Reproduce every line of the entries below without changing anything, and leave out the pictures.

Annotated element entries
============

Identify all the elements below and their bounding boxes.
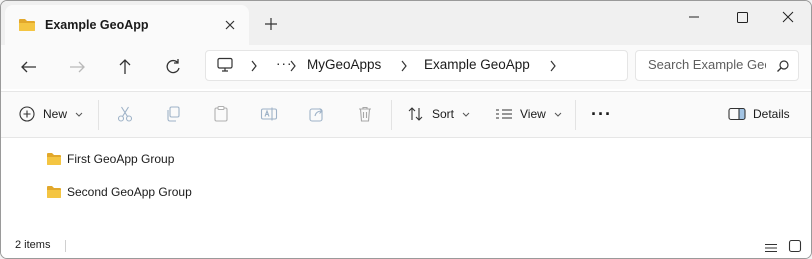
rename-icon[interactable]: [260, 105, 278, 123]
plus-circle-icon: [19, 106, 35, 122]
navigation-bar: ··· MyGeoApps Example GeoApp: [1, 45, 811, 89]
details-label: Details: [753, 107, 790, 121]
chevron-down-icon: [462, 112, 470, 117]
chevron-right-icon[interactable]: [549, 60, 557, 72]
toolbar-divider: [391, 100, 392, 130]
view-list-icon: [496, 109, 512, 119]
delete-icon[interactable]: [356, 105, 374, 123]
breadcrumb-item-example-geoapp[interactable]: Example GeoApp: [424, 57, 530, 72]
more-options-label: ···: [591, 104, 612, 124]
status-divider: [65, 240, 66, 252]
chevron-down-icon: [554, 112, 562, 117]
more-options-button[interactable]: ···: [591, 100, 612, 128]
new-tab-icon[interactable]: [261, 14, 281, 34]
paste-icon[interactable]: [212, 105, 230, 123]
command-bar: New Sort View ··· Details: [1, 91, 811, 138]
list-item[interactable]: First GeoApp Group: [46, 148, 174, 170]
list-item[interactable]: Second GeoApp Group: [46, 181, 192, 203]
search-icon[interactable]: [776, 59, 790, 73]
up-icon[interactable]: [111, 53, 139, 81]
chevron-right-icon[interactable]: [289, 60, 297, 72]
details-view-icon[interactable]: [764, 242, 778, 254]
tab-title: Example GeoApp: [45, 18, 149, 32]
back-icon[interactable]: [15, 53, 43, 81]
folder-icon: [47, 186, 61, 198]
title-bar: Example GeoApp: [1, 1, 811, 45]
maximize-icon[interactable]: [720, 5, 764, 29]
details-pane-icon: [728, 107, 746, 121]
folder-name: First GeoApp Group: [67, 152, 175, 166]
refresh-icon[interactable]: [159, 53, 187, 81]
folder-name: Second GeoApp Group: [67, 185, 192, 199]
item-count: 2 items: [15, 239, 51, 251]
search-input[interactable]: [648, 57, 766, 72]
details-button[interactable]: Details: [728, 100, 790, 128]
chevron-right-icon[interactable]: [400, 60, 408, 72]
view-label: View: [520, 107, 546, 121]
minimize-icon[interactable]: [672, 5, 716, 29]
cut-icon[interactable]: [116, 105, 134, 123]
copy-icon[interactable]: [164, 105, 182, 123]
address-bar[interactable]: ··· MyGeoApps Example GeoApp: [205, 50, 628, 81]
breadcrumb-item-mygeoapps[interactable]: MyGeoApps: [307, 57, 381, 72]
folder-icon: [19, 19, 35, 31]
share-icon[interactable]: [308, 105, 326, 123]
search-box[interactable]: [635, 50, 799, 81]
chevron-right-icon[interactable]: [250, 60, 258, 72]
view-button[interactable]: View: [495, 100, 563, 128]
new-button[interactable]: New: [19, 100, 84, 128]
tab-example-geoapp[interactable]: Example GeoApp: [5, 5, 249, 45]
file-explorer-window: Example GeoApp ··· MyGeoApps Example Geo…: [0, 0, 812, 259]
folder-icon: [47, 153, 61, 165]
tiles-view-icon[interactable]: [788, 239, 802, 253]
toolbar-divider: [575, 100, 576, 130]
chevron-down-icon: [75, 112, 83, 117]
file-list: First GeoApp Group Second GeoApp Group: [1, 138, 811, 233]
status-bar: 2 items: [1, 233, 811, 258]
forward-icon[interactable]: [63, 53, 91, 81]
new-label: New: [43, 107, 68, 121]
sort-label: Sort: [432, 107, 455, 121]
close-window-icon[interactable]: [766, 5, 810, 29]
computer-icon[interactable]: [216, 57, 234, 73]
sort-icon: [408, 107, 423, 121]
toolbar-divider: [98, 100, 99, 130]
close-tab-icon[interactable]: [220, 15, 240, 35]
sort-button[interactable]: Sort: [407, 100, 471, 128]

============

> RESPONSE:
Identify all the elements below and their bounding boxes.
rename-icon[interactable]: [260, 105, 278, 123]
plus-circle-icon: [19, 106, 35, 122]
navigation-bar: ··· MyGeoApps Example GeoApp: [1, 45, 811, 89]
details-label: Details: [753, 107, 790, 121]
chevron-down-icon: [462, 112, 470, 117]
chevron-right-icon[interactable]: [549, 60, 557, 72]
toolbar-divider: [391, 100, 392, 130]
view-list-icon: [496, 109, 512, 119]
delete-icon[interactable]: [356, 105, 374, 123]
breadcrumb-item-example-geoapp[interactable]: Example GeoApp: [424, 57, 530, 72]
more-options-label: ···: [591, 104, 612, 124]
status-divider: [65, 240, 66, 252]
chevron-down-icon: [554, 112, 562, 117]
more-options-button[interactable]: ···: [591, 100, 612, 128]
new-tab-icon[interactable]: [261, 14, 281, 34]
paste-icon[interactable]: [212, 105, 230, 123]
command-bar: New Sort View ··· Details: [1, 91, 811, 138]
list-item[interactable]: First GeoApp Group: [46, 148, 174, 170]
list-item[interactable]: Second GeoApp Group: [46, 181, 192, 203]
search-icon[interactable]: [776, 59, 790, 73]
up-icon[interactable]: [111, 53, 139, 81]
chevron-right-icon[interactable]: [289, 60, 297, 72]
details-view-icon[interactable]: [764, 242, 778, 254]
tab-title: Example GeoApp: [45, 18, 149, 32]
back-icon[interactable]: [15, 53, 43, 81]
folder-icon: [47, 186, 61, 198]
title-bar: Example GeoApp: [1, 1, 811, 45]
maximize-icon[interactable]: [720, 5, 764, 29]
details-pane-icon: [728, 107, 746, 121]
folder-name: First GeoApp Group: [67, 152, 175, 166]
refresh-icon[interactable]: [159, 53, 187, 81]
folder-name: Second GeoApp Group: [67, 185, 192, 199]
item-count: 2 items: [15, 239, 51, 251]
search-input[interactable]: [648, 57, 766, 72]
details-button[interactable]: Details: [728, 100, 790, 128]
chevron-right-icon[interactable]: [400, 60, 408, 72]
view-label: View: [520, 107, 546, 121]
minimize-icon[interactable]: [672, 5, 716, 29]
cut-icon[interactable]: [116, 105, 134, 123]
copy-icon[interactable]: [164, 105, 182, 123]
address-bar[interactable]: ··· MyGeoApps Example GeoApp: [205, 50, 628, 81]
breadcrumb-item-mygeoapps[interactable]: MyGeoApps: [307, 57, 381, 72]
folder-icon: [19, 19, 35, 31]
share-icon[interactable]: [308, 105, 326, 123]
search-box[interactable]: [635, 50, 799, 81]
chevron-right-icon[interactable]: [250, 60, 258, 72]
view-button[interactable]: View: [495, 100, 563, 128]
new-button[interactable]: New: [19, 100, 84, 128]
tab-example-geoapp[interactable]: Example GeoApp: [5, 5, 249, 45]
file-explorer-window: Example GeoApp ··· MyGeoApps Example Geo…: [0, 0, 812, 259]
folder-icon: [47, 153, 61, 165]
tiles-view-icon[interactable]: [788, 239, 802, 253]
toolbar-divider: [575, 100, 576, 130]
chevron-down-icon: [75, 112, 83, 117]
file-list: First GeoApp Group Second GeoApp Group: [1, 138, 811, 233]
status-bar: 2 items: [1, 233, 811, 258]
forward-icon[interactable]: [63, 53, 91, 81]
new-label: New: [43, 107, 68, 121]
sort-label: Sort: [432, 107, 455, 121]
close-window-icon[interactable]: [766, 5, 810, 29]
computer-icon[interactable]: [216, 57, 234, 73]
sort-icon: [408, 107, 423, 121]
toolbar-divider: [98, 100, 99, 130]
close-tab-icon[interactable]: [220, 15, 240, 35]
sort-button[interactable]: Sort: [407, 100, 471, 128]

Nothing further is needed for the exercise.